■ **Problem description**
Repeat all of the material below exactly as written, images excluded.

Figure record extracts:
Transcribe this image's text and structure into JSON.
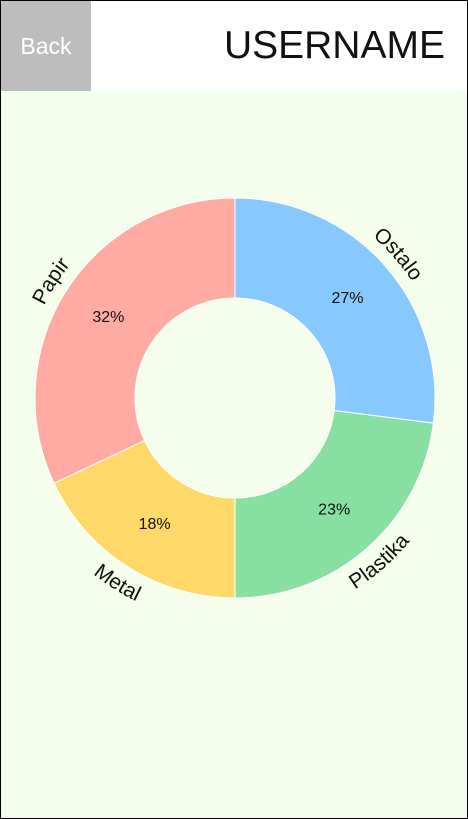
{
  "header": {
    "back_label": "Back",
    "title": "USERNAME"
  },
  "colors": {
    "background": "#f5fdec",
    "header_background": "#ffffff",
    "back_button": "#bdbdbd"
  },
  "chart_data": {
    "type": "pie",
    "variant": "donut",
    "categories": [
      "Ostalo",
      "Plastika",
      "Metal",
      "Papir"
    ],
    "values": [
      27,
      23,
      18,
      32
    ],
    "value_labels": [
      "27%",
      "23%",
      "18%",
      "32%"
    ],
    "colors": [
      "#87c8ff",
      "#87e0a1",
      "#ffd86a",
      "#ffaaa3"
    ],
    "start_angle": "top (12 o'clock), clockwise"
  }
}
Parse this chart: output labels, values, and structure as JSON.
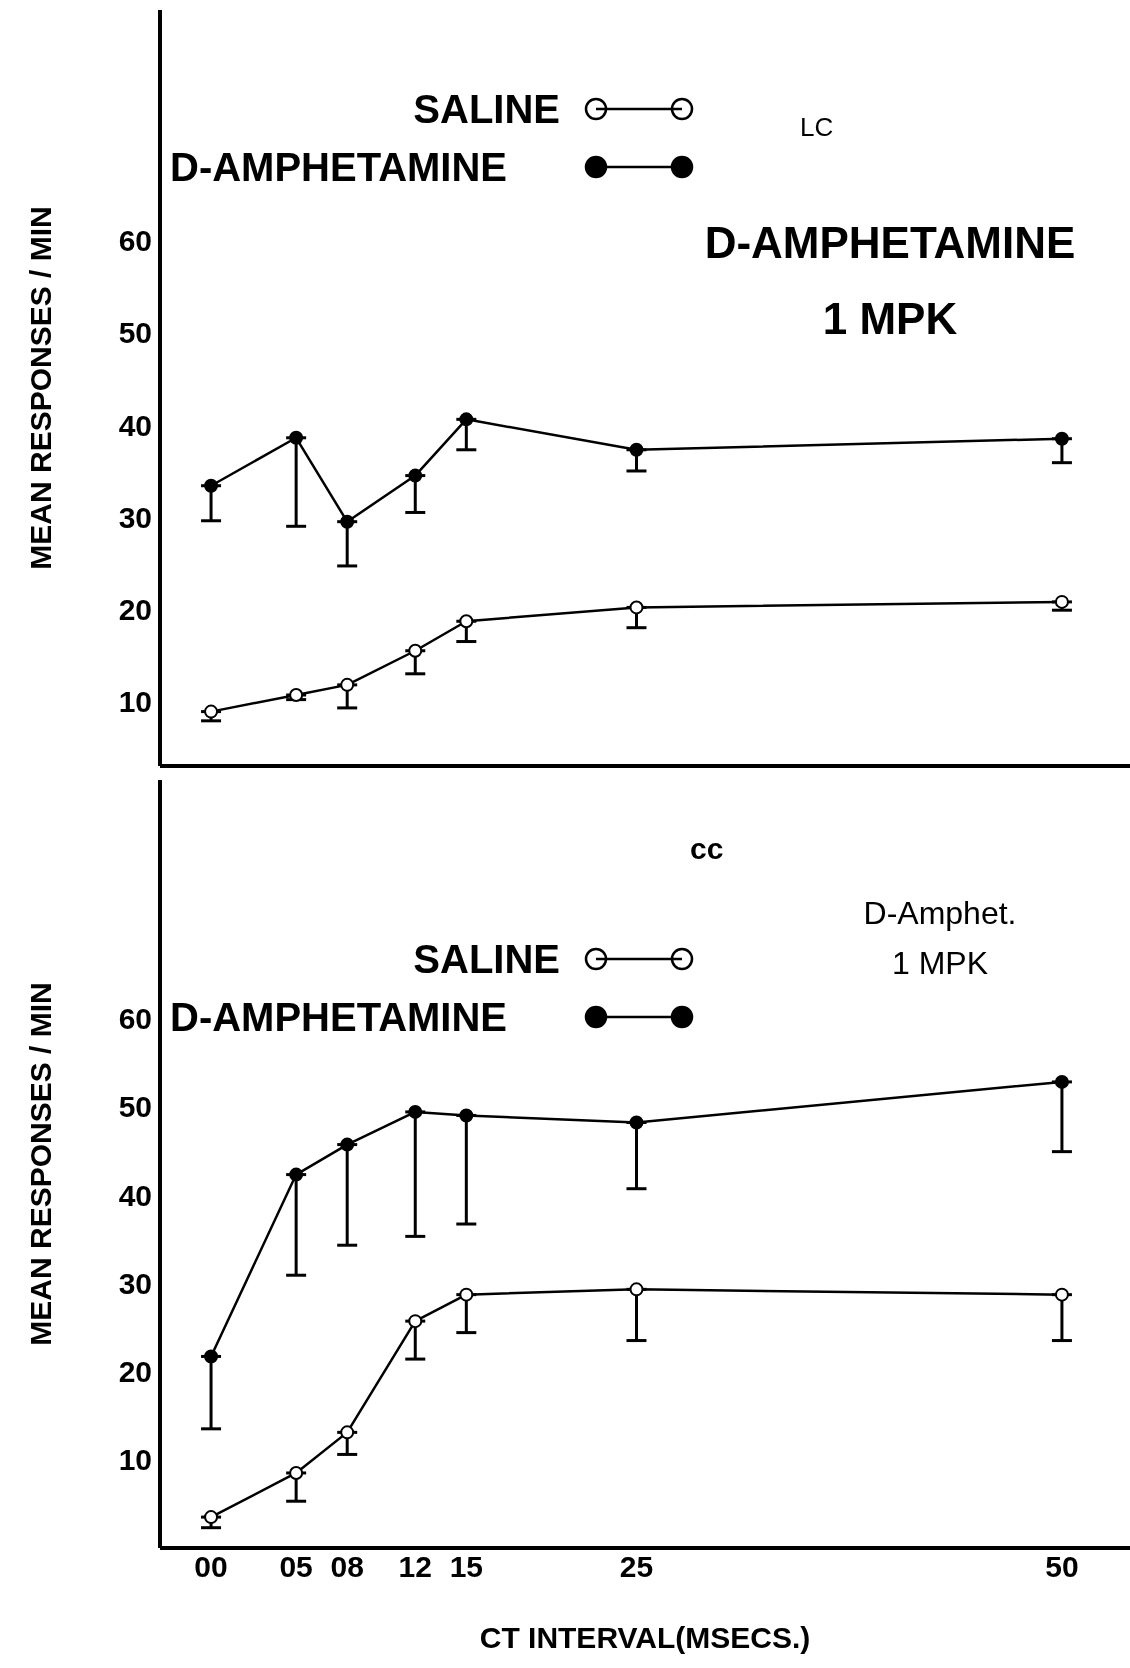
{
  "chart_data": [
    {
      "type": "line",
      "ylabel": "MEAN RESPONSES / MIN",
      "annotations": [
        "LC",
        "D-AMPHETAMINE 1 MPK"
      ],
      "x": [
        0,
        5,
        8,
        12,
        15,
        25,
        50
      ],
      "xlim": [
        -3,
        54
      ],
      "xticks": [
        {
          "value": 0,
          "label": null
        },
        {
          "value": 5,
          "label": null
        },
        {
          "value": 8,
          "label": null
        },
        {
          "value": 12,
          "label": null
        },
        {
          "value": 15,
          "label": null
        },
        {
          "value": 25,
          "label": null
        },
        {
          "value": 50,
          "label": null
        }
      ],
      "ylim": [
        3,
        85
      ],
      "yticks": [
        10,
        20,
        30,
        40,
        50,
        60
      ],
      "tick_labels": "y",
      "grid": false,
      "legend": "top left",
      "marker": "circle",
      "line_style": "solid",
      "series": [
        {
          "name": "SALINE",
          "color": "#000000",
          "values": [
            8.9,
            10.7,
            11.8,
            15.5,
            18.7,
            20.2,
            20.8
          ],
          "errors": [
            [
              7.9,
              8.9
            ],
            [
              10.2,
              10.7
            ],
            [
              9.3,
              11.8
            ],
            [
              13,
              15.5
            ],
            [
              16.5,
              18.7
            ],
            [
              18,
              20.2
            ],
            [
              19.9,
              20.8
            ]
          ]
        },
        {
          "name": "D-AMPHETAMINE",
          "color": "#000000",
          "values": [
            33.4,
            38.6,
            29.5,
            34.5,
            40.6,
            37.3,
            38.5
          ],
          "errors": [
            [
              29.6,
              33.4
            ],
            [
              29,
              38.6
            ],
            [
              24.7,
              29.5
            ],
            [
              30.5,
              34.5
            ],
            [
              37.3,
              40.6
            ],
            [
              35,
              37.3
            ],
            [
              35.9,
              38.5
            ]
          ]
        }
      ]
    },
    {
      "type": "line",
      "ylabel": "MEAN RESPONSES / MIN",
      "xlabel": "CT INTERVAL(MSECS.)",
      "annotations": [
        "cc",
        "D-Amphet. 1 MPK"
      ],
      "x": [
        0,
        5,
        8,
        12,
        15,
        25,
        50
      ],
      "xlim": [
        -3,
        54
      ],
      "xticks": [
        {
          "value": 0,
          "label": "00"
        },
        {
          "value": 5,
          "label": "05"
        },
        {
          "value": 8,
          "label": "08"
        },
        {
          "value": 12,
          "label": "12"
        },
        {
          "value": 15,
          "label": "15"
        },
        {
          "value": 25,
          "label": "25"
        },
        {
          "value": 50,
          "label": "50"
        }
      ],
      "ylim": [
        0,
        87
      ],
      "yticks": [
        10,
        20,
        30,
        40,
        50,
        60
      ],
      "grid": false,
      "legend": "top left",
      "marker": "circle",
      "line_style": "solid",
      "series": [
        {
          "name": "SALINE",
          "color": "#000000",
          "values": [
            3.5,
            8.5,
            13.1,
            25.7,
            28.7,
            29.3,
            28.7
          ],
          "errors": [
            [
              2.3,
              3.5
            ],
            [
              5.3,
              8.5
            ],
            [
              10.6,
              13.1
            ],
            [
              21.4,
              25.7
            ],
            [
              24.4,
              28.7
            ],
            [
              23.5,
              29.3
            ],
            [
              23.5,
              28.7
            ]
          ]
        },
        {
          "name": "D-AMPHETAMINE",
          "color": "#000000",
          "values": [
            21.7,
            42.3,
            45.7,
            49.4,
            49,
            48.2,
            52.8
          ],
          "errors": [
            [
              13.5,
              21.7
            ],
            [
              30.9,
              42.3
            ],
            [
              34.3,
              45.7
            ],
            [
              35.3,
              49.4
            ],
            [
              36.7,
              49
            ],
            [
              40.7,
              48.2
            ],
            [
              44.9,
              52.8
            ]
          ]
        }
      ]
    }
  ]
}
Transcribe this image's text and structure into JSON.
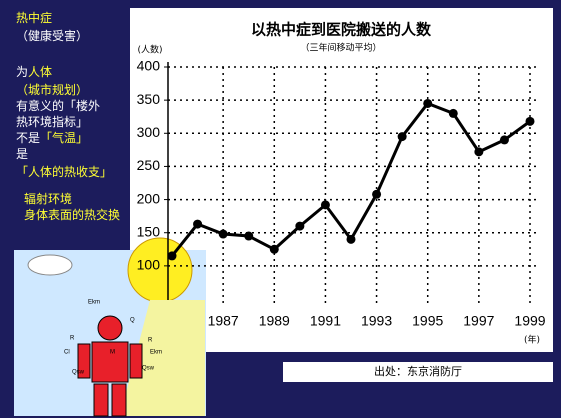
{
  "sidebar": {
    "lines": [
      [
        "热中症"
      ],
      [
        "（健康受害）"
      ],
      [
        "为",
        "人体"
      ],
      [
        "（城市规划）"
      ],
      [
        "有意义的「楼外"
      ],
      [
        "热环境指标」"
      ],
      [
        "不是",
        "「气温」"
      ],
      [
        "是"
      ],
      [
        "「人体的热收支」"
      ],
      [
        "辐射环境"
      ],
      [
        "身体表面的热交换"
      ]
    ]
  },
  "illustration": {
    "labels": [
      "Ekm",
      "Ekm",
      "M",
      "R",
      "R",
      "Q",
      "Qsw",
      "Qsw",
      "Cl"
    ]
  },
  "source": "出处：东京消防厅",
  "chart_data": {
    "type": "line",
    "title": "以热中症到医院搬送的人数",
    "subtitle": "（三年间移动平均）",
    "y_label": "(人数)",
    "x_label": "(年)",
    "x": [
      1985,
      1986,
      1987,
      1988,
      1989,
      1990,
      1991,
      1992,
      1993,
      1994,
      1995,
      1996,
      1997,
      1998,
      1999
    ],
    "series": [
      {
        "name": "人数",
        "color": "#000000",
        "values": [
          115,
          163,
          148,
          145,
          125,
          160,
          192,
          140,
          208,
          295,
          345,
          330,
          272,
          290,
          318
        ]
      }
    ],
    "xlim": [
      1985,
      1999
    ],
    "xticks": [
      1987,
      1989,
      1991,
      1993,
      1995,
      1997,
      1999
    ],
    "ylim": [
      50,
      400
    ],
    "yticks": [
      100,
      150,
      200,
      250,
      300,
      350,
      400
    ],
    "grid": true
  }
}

■ **Result for this exercise**
Transcribe this image's text and structure into JSON.
{
  "header": {
    "back_label": "Back",
    "title": "USERNAME"
  },
  "colors": {
    "background": "#f5fdec",
    "header_background": "#ffffff",
    "back_button": "#bdbdbd"
  },
  "chart_data": {
    "type": "pie",
    "variant": "donut",
    "categories": [
      "Ostalo",
      "Plastika",
      "Metal",
      "Papir"
    ],
    "values": [
      27,
      23,
      18,
      32
    ],
    "value_labels": [
      "27%",
      "23%",
      "18%",
      "32%"
    ],
    "colors": [
      "#87c8ff",
      "#87e0a1",
      "#ffd86a",
      "#ffaaa3"
    ],
    "start_angle": "top (12 o'clock), clockwise"
  }
}
Parse this chart: output labels, values, and structure as JSON.
{
  "chart_data": [
    {
      "type": "line",
      "ylabel": "MEAN RESPONSES / MIN",
      "annotations": [
        "LC",
        "D-AMPHETAMINE 1 MPK"
      ],
      "x": [
        0,
        5,
        8,
        12,
        15,
        25,
        50
      ],
      "xlim": [
        -3,
        54
      ],
      "xticks": [
        {
          "value": 0,
          "label": null
        },
        {
          "value": 5,
          "label": null
        },
        {
          "value": 8,
          "label": null
        },
        {
          "value": 12,
          "label": null
        },
        {
          "value": 15,
          "label": null
        },
        {
          "value": 25,
          "label": null
        },
        {
          "value": 50,
          "label": null
        }
      ],
      "ylim": [
        3,
        85
      ],
      "yticks": [
        10,
        20,
        30,
        40,
        50,
        60
      ],
      "tick_labels": "y",
      "grid": false,
      "legend": "top left",
      "marker": "circle",
      "line_style": "solid",
      "series": [
        {
          "name": "SALINE",
          "color": "#000000",
          "values": [
            8.9,
            10.7,
            11.8,
            15.5,
            18.7,
            20.2,
            20.8
          ],
          "errors": [
            [
              7.9,
              8.9
            ],
            [
              10.2,
              10.7
            ],
            [
              9.3,
              11.8
            ],
            [
              13,
              15.5
            ],
            [
              16.5,
              18.7
            ],
            [
              18,
              20.2
            ],
            [
              19.9,
              20.8
            ]
          ]
        },
        {
          "name": "D-AMPHETAMINE",
          "color": "#000000",
          "values": [
            33.4,
            38.6,
            29.5,
            34.5,
            40.6,
            37.3,
            38.5
          ],
          "errors": [
            [
              29.6,
              33.4
            ],
            [
              29,
              38.6
            ],
            [
              24.7,
              29.5
            ],
            [
              30.5,
              34.5
            ],
            [
              37.3,
              40.6
            ],
            [
              35,
              37.3
            ],
            [
              35.9,
              38.5
            ]
          ]
        }
      ]
    },
    {
      "type": "line",
      "ylabel": "MEAN RESPONSES / MIN",
      "xlabel": "CT INTERVAL(MSECS.)",
      "annotations": [
        "cc",
        "D-Amphet. 1 MPK"
      ],
      "x": [
        0,
        5,
        8,
        12,
        15,
        25,
        50
      ],
      "xlim": [
        -3,
        54
      ],
      "xticks": [
        {
          "value": 0,
          "label": "00"
        },
        {
          "value": 5,
          "label": "05"
        },
        {
          "value": 8,
          "label": "08"
        },
        {
          "value": 12,
          "label": "12"
        },
        {
          "value": 15,
          "label": "15"
        },
        {
          "value": 25,
          "label": "25"
        },
        {
          "value": 50,
          "label": "50"
        }
      ],
      "ylim": [
        0,
        87
      ],
      "yticks": [
        10,
        20,
        30,
        40,
        50,
        60
      ],
      "grid": false,
      "legend": "top left",
      "marker": "circle",
      "line_style": "solid",
      "series": [
        {
          "name": "SALINE",
          "color": "#000000",
          "values": [
            3.5,
            8.5,
            13.1,
            25.7,
            28.7,
            29.3,
            28.7
          ],
          "errors": [
            [
              2.3,
              3.5
            ],
            [
              5.3,
              8.5
            ],
            [
              10.6,
              13.1
            ],
            [
              21.4,
              25.7
            ],
            [
              24.4,
              28.7
            ],
            [
              23.5,
              29.3
            ],
            [
              23.5,
              28.7
            ]
          ]
        },
        {
          "name": "D-AMPHETAMINE",
          "color": "#000000",
          "values": [
            21.7,
            42.3,
            45.7,
            49.4,
            49,
            48.2,
            52.8
          ],
          "errors": [
            [
              13.5,
              21.7
            ],
            [
              30.9,
              42.3
            ],
            [
              34.3,
              45.7
            ],
            [
              35.3,
              49.4
            ],
            [
              36.7,
              49
            ],
            [
              40.7,
              48.2
            ],
            [
              44.9,
              52.8
            ]
          ]
        }
      ]
    }
  ]
}
Transcribe this image's text and structure into JSON.
{
  "sidebar": {
    "lines": [
      [
        "热中症"
      ],
      [
        "（健康受害）"
      ],
      [
        "为",
        "人体"
      ],
      [
        "（城市规划）"
      ],
      [
        "有意义的「楼外"
      ],
      [
        "热环境指标」"
      ],
      [
        "不是",
        "「气温」"
      ],
      [
        "是"
      ],
      [
        "「人体的热收支」"
      ],
      [
        "辐射环境"
      ],
      [
        "身体表面的热交换"
      ]
    ]
  },
  "illustration": {
    "labels": [
      "Ekm",
      "Ekm",
      "M",
      "R",
      "R",
      "Q",
      "Qsw",
      "Qsw",
      "Cl"
    ]
  },
  "source": "出处：东京消防厅",
  "chart_data": {
    "type": "line",
    "title": "以热中症到医院搬送的人数",
    "subtitle": "（三年间移动平均）",
    "y_label": "(人数)",
    "x_label": "(年)",
    "x": [
      1985,
      1986,
      1987,
      1988,
      1989,
      1990,
      1991,
      1992,
      1993,
      1994,
      1995,
      1996,
      1997,
      1998,
      1999
    ],
    "series": [
      {
        "name": "人数",
        "color": "#000000",
        "values": [
          115,
          163,
          148,
          145,
          125,
          160,
          192,
          140,
          208,
          295,
          345,
          330,
          272,
          290,
          318
        ]
      }
    ],
    "xlim": [
      1985,
      1999
    ],
    "xticks": [
      1987,
      1989,
      1991,
      1993,
      1995,
      1997,
      1999
    ],
    "ylim": [
      50,
      400
    ],
    "yticks": [
      100,
      150,
      200,
      250,
      300,
      350,
      400
    ],
    "grid": true
  }
}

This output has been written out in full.